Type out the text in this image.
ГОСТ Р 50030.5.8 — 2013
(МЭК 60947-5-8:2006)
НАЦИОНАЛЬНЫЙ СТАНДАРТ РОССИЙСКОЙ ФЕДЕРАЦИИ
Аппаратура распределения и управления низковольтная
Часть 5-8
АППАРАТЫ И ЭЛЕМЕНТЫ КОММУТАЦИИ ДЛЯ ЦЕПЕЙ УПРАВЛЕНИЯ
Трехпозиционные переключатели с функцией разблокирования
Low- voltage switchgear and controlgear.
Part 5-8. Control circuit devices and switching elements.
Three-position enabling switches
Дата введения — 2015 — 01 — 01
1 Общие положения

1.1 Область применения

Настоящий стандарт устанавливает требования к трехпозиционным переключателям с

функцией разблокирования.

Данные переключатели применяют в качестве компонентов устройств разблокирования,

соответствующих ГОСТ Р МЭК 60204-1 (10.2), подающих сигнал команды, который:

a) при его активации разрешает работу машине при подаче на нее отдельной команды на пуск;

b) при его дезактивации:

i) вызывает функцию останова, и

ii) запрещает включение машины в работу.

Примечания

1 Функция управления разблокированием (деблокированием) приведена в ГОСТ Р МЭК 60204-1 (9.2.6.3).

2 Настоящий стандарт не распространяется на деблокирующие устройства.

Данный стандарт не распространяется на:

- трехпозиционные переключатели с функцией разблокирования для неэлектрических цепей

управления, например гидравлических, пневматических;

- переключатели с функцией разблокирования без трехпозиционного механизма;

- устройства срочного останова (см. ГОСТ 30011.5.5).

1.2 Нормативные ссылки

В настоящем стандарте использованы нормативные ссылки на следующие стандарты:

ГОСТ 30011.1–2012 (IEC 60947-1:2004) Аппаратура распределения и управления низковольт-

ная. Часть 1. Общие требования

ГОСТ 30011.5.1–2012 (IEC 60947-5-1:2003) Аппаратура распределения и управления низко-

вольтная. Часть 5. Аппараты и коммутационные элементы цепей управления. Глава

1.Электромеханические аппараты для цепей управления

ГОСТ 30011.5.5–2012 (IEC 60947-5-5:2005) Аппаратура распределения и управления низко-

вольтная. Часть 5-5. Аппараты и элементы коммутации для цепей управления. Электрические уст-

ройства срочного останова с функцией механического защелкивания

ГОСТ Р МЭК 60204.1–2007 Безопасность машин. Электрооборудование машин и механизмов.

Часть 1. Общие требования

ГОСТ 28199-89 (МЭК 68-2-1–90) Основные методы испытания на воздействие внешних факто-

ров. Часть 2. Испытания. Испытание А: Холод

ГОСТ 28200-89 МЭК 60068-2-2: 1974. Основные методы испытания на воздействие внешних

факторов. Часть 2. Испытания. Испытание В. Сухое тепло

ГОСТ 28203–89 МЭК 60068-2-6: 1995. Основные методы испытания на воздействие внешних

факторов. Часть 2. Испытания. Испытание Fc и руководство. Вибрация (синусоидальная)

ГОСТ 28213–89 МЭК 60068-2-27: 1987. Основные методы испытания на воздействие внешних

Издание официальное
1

+++

Direction: Retype the listing. Match it exactly.

Solution to this exercise:
Type out the text in this image.
ГОСТ Р 50030.5.8 — 2013
(МЭК 60947-5-8:2006)
НАЦИОНАЛЬНЫЙ СТАНДАРТ РОССИЙСКОЙ ФЕДЕРАЦИИ
Аппаратура распределения и управления низковольтная
Часть 5-8
АППАРАТЫ И ЭЛЕМЕНТЫ КОММУТАЦИИ ДЛЯ ЦЕПЕЙ УПРАВЛЕНИЯ
Трехпозиционные переключатели с функцией разблокирования
Low- voltage switchgear and controlgear.
Part 5-8. Control circuit devices and switching elements.
Three-position enabling switches
Дата введения — 2015 — 01 — 01
1 Общие положения

1.1 Область применения

Настоящий стандарт устанавливает требования к трехпозиционным переключателям с

функцией разблокирования.

Данные переключатели применяют в качестве компонентов устройств разблокирования,

соответствующих ГОСТ Р МЭК 60204-1 (10.2), подающих сигнал команды, который:

a) при его активации разрешает работу машине при подаче на нее отдельной команды на пуск;

b) при его дезактивации:

i) вызывает функцию останова, и

ii) запрещает включение машины в работу.

Примечания

1 Функция управления разблокированием (деблокированием) приведена в ГОСТ Р МЭК 60204-1 (9.2.6.3).

2 Настоящий стандарт не распространяется на деблокирующие устройства.

Данный стандарт не распространяется на:

- трехпозиционные переключатели с функцией разблокирования для неэлектрических цепей

управления, например гидравлических, пневматических;

- переключатели с функцией разблокирования без трехпозиционного механизма;

- устройства срочного останова (см. ГОСТ 30011.5.5).

1.2 Нормативные ссылки

В настоящем стандарте использованы нормативные ссылки на следующие стандарты:

ГОСТ 30011.1–2012 (IEC 60947-1:2004) Аппаратура распределения и управления низковольт-

ная. Часть 1. Общие требования

ГОСТ 30011.5.1–2012 (IEC 60947-5-1:2003) Аппаратура распределения и управления низко-

вольтная. Часть 5. Аппараты и коммутационные элементы цепей управления. Глава

1.Электромеханические аппараты для цепей управления

ГОСТ 30011.5.5–2012 (IEC 60947-5-5:2005) Аппаратура распределения и управления низко-

вольтная. Часть 5-5. Аппараты и элементы коммутации для цепей управления. Электрические уст-

ройства срочного останова с функцией механического защелкивания

ГОСТ Р МЭК 60204.1–2007 Безопасность машин. Электрооборудование машин и механизмов.

Часть 1. Общие требования

ГОСТ 28199-89 (МЭК 68-2-1–90) Основные методы испытания на воздействие внешних факто-

ров. Часть 2. Испытания. Испытание А: Холод

ГОСТ 28200-89 МЭК 60068-2-2: 1974. Основные методы испытания на воздействие внешних

факторов. Часть 2. Испытания. Испытание В. Сухое тепло

ГОСТ 28203–89 МЭК 60068-2-6: 1995. Основные методы испытания на воздействие внешних

факторов. Часть 2. Испытания. Испытание Fc и руководство. Вибрация (синусоидальная)

ГОСТ 28213–89 МЭК 60068-2-27: 1987. Основные методы испытания на воздействие внешних

Издание официальное
1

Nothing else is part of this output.